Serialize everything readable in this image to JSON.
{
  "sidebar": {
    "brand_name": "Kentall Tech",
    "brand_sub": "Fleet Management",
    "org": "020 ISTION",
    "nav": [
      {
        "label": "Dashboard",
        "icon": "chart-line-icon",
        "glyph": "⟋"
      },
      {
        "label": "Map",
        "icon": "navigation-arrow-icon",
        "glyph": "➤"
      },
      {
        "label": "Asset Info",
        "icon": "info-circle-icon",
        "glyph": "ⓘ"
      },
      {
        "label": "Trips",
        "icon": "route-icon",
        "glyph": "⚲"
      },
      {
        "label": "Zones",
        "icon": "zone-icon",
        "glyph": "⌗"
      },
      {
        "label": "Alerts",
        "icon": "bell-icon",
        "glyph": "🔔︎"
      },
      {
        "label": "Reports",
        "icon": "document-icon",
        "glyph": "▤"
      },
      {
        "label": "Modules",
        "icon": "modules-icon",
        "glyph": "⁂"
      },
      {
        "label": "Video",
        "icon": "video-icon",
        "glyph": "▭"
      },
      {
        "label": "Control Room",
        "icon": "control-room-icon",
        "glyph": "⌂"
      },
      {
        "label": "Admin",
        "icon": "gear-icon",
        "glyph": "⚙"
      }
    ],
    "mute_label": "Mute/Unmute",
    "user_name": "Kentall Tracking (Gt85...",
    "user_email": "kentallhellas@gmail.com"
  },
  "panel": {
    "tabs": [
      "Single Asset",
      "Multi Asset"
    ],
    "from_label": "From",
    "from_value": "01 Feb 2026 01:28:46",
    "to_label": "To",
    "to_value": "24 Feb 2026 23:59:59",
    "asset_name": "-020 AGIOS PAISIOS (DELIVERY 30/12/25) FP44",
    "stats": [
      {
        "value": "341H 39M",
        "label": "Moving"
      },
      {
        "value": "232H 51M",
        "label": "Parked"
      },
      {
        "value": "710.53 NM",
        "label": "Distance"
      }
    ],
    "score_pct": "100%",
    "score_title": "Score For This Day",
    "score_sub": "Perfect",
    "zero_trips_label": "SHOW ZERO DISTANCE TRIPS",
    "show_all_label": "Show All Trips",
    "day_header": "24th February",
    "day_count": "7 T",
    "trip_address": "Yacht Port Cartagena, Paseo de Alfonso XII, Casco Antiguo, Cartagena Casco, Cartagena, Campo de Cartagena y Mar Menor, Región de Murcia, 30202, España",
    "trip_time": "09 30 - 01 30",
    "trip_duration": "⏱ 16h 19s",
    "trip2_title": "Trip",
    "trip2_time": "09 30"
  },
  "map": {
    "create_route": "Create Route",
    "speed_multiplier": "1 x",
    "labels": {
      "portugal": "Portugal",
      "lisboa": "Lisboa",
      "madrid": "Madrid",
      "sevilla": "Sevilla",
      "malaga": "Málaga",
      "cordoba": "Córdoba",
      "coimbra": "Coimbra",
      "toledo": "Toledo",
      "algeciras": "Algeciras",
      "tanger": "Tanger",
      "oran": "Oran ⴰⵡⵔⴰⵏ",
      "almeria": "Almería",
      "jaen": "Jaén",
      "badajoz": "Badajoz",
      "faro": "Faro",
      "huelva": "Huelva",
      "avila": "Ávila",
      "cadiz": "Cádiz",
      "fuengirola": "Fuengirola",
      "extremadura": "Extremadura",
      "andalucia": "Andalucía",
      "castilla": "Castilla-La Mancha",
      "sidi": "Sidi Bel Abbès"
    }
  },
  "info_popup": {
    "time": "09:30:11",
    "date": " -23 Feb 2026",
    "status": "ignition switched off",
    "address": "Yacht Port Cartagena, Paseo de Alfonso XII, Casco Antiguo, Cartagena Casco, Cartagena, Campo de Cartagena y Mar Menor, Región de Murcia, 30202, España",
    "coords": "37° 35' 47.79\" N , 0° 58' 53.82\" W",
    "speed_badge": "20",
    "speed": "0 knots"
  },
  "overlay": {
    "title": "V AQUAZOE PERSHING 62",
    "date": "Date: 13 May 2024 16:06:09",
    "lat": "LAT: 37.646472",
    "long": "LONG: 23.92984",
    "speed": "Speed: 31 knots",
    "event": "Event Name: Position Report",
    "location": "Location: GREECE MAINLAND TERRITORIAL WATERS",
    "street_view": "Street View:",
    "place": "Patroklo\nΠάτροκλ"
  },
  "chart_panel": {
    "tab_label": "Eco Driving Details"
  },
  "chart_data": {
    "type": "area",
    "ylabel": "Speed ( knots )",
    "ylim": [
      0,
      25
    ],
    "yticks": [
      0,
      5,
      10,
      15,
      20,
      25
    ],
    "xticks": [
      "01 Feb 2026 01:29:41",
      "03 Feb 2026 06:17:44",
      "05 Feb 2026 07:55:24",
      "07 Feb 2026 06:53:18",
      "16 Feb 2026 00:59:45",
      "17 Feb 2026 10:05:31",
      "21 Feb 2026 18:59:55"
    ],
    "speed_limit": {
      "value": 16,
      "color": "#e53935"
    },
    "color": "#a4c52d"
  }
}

+ + + +

_What this task involves_
Every entry above should be retyped exactly as shown.

_Output for this exercise_
Serialize everything readable in this image to JSON.
{
  "sidebar": {
    "brand_name": "Kentall Tech",
    "brand_sub": "Fleet Management",
    "org": "020 ISTION",
    "nav": [
      {
        "label": "Dashboard",
        "icon": "chart-line-icon",
        "glyph": "⟋"
      },
      {
        "label": "Map",
        "icon": "navigation-arrow-icon",
        "glyph": "➤"
      },
      {
        "label": "Asset Info",
        "icon": "info-circle-icon",
        "glyph": "ⓘ"
      },
      {
        "label": "Trips",
        "icon": "route-icon",
        "glyph": "⚲"
      },
      {
        "label": "Zones",
        "icon": "zone-icon",
        "glyph": "⌗"
      },
      {
        "label": "Alerts",
        "icon": "bell-icon",
        "glyph": "🔔︎"
      },
      {
        "label": "Reports",
        "icon": "document-icon",
        "glyph": "▤"
      },
      {
        "label": "Modules",
        "icon": "modules-icon",
        "glyph": "⁂"
      },
      {
        "label": "Video",
        "icon": "video-icon",
        "glyph": "▭"
      },
      {
        "label": "Control Room",
        "icon": "control-room-icon",
        "glyph": "⌂"
      },
      {
        "label": "Admin",
        "icon": "gear-icon",
        "glyph": "⚙"
      }
    ],
    "mute_label": "Mute/Unmute",
    "user_name": "Kentall Tracking (Gt85...",
    "user_email": "kentallhellas@gmail.com"
  },
  "panel": {
    "tabs": [
      "Single Asset",
      "Multi Asset"
    ],
    "from_label": "From",
    "from_value": "01 Feb 2026 01:28:46",
    "to_label": "To",
    "to_value": "24 Feb 2026 23:59:59",
    "asset_name": "-020 AGIOS PAISIOS (DELIVERY 30/12/25) FP44",
    "stats": [
      {
        "value": "341H 39M",
        "label": "Moving"
      },
      {
        "value": "232H 51M",
        "label": "Parked"
      },
      {
        "value": "710.53 NM",
        "label": "Distance"
      }
    ],
    "score_pct": "100%",
    "score_title": "Score For This Day",
    "score_sub": "Perfect",
    "zero_trips_label": "SHOW ZERO DISTANCE TRIPS",
    "show_all_label": "Show All Trips",
    "day_header": "24th February",
    "day_count": "7 T",
    "trip_address": "Yacht Port Cartagena, Paseo de Alfonso XII, Casco Antiguo, Cartagena Casco, Cartagena, Campo de Cartagena y Mar Menor, Región de Murcia, 30202, España",
    "trip_time": "09 30 - 01 30",
    "trip_duration": "⏱ 16h 19s",
    "trip2_title": "Trip",
    "trip2_time": "09 30"
  },
  "map": {
    "create_route": "Create Route",
    "speed_multiplier": "1 x",
    "labels": {
      "portugal": "Portugal",
      "lisboa": "Lisboa",
      "madrid": "Madrid",
      "sevilla": "Sevilla",
      "malaga": "Málaga",
      "cordoba": "Córdoba",
      "coimbra": "Coimbra",
      "toledo": "Toledo",
      "algeciras": "Algeciras",
      "tanger": "Tanger",
      "oran": "Oran ⴰⵡⵔⴰⵏ",
      "almeria": "Almería",
      "jaen": "Jaén",
      "badajoz": "Badajoz",
      "faro": "Faro",
      "huelva": "Huelva",
      "avila": "Ávila",
      "cadiz": "Cádiz",
      "fuengirola": "Fuengirola",
      "extremadura": "Extremadura",
      "andalucia": "Andalucía",
      "castilla": "Castilla-La Mancha",
      "sidi": "Sidi Bel Abbès"
    }
  },
  "info_popup": {
    "time": "09:30:11",
    "date": " -23 Feb 2026",
    "status": "ignition switched off",
    "address": "Yacht Port Cartagena, Paseo de Alfonso XII, Casco Antiguo, Cartagena Casco, Cartagena, Campo de Cartagena y Mar Menor, Región de Murcia, 30202, España",
    "coords": "37° 35' 47.79\" N , 0° 58' 53.82\" W",
    "speed_badge": "20",
    "speed": "0 knots"
  },
  "overlay": {
    "title": "V AQUAZOE PERSHING 62",
    "date": "Date: 13 May 2024 16:06:09",
    "lat": "LAT: 37.646472",
    "long": "LONG: 23.92984",
    "speed": "Speed: 31 knots",
    "event": "Event Name: Position Report",
    "location": "Location: GREECE MAINLAND TERRITORIAL WATERS",
    "street_view": "Street View:",
    "place": "Patroklo\nΠάτροκλ"
  },
  "chart_panel": {
    "tab_label": "Eco Driving Details"
  },
  "chart_data": {
    "type": "area",
    "ylabel": "Speed ( knots )",
    "ylim": [
      0,
      25
    ],
    "yticks": [
      0,
      5,
      10,
      15,
      20,
      25
    ],
    "xticks": [
      "01 Feb 2026 01:29:41",
      "03 Feb 2026 06:17:44",
      "05 Feb 2026 07:55:24",
      "07 Feb 2026 06:53:18",
      "16 Feb 2026 00:59:45",
      "17 Feb 2026 10:05:31",
      "21 Feb 2026 18:59:55"
    ],
    "speed_limit": {
      "value": 16,
      "color": "#e53935"
    },
    "color": "#a4c52d"
  }
}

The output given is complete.